--- start Data to use ---
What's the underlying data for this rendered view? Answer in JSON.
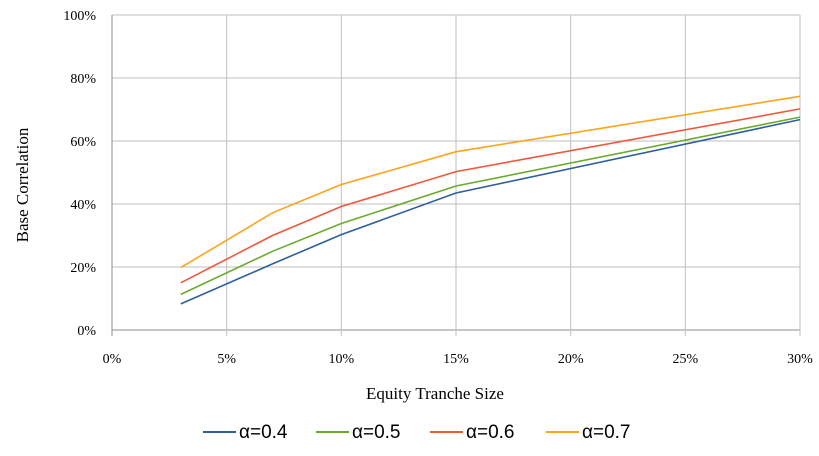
{
  "chart_data": {
    "type": "line",
    "xlabel": "Equity Tranche Size",
    "ylabel": "Base Correlation",
    "xlim": [
      0,
      30
    ],
    "ylim": [
      0,
      100
    ],
    "x_ticks": [
      "0%",
      "5%",
      "10%",
      "15%",
      "20%",
      "25%",
      "30%"
    ],
    "y_ticks": [
      "0%",
      "20%",
      "40%",
      "60%",
      "80%",
      "100%"
    ],
    "grid": true,
    "legend_position": "bottom",
    "x": [
      3,
      7,
      10,
      15,
      30
    ],
    "series": [
      {
        "name": "α=0.4",
        "color": "#2e5f9e",
        "values": [
          8.3,
          21,
          30.3,
          43.5,
          66.8
        ]
      },
      {
        "name": "α=0.5",
        "color": "#6aab2e",
        "values": [
          11.3,
          25,
          33.8,
          45.7,
          67.6
        ]
      },
      {
        "name": "α=0.6",
        "color": "#f0583a",
        "values": [
          15,
          30,
          39.2,
          50.3,
          70.2
        ]
      },
      {
        "name": "α=0.7",
        "color": "#ffa31a",
        "values": [
          19.8,
          37.2,
          46.2,
          56.6,
          74.2
        ]
      }
    ]
  }
}
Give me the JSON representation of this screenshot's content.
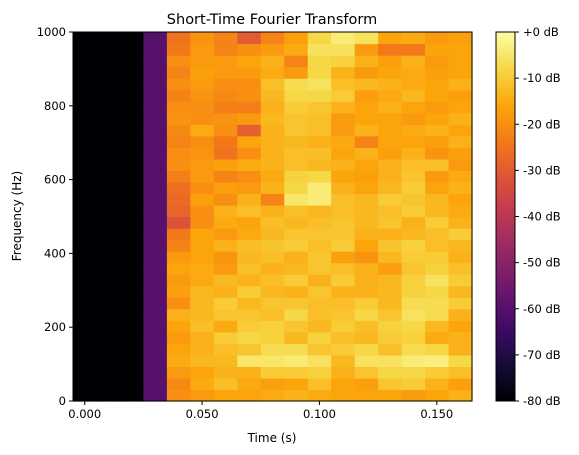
--- end Data to use ---
### Exercise goal
Reproduce each record from above exactly; pictures do not belong in the copy.

### Answer to this exercise
What's the underlying data for this rendered view? Answer in JSON.
{
  "chart_data": {
    "type": "line",
    "xlabel": "Equity Tranche Size",
    "ylabel": "Base Correlation",
    "xlim": [
      0,
      30
    ],
    "ylim": [
      0,
      100
    ],
    "x_ticks": [
      "0%",
      "5%",
      "10%",
      "15%",
      "20%",
      "25%",
      "30%"
    ],
    "y_ticks": [
      "0%",
      "20%",
      "40%",
      "60%",
      "80%",
      "100%"
    ],
    "grid": true,
    "legend_position": "bottom",
    "x": [
      3,
      7,
      10,
      15,
      30
    ],
    "series": [
      {
        "name": "α=0.4",
        "color": "#2e5f9e",
        "values": [
          8.3,
          21,
          30.3,
          43.5,
          66.8
        ]
      },
      {
        "name": "α=0.5",
        "color": "#6aab2e",
        "values": [
          11.3,
          25,
          33.8,
          45.7,
          67.6
        ]
      },
      {
        "name": "α=0.6",
        "color": "#f0583a",
        "values": [
          15,
          30,
          39.2,
          50.3,
          70.2
        ]
      },
      {
        "name": "α=0.7",
        "color": "#ffa31a",
        "values": [
          19.8,
          37.2,
          46.2,
          56.6,
          74.2
        ]
      }
    ]
  }
}
Give me the JSON representation of this screenshot's content.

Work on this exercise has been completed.